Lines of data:
################

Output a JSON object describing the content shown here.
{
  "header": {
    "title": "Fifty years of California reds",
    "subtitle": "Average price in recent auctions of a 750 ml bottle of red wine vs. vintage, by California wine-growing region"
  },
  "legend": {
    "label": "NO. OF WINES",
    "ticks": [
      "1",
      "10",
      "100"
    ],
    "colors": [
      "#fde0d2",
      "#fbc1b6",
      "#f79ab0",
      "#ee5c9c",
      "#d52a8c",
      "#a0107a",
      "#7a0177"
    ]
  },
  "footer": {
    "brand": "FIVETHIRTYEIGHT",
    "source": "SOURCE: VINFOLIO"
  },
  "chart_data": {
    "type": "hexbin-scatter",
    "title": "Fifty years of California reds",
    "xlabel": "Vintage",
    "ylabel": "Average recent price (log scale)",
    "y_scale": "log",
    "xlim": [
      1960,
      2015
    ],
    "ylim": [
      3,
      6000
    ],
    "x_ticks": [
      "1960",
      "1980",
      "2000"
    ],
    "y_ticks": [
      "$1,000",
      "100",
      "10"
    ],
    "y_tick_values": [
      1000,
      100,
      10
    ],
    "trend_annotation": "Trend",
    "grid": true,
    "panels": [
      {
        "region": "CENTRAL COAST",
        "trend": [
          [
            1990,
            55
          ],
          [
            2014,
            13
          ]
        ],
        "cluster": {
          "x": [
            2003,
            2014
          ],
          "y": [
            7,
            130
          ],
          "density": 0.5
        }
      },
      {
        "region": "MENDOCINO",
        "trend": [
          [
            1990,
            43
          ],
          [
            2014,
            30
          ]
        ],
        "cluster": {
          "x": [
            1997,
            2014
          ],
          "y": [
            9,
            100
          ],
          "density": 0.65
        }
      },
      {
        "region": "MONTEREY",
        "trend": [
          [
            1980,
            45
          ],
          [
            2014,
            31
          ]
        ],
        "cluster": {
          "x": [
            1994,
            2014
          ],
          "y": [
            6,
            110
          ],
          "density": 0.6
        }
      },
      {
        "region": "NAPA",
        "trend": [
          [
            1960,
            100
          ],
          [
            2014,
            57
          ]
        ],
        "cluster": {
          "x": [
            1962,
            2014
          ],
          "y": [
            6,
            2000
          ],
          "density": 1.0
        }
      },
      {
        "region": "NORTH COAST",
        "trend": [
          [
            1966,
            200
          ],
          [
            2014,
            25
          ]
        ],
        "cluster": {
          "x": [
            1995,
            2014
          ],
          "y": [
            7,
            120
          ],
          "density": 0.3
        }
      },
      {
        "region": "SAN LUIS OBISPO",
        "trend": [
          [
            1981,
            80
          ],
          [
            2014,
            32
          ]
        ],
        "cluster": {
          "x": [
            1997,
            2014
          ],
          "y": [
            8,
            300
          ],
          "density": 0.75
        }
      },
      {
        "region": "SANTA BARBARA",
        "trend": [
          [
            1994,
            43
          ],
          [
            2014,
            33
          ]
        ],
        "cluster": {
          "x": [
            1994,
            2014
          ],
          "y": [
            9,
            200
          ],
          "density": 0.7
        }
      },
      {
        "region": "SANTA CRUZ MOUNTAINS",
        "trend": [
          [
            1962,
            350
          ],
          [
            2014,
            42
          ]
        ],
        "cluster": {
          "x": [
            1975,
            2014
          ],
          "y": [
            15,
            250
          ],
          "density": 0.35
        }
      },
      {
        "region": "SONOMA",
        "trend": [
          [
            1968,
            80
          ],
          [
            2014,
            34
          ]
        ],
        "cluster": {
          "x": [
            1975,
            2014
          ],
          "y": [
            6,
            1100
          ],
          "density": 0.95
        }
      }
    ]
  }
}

################

[Directions for this task] Copy out each line of the listing that holds "price".

[Task answer]
    "subtitle": "Average price in recent auctions of a 750 ml bottle of red wine vs. vintage, by California wine-growing region"
    "ylabel": "Average recent price (log scale)",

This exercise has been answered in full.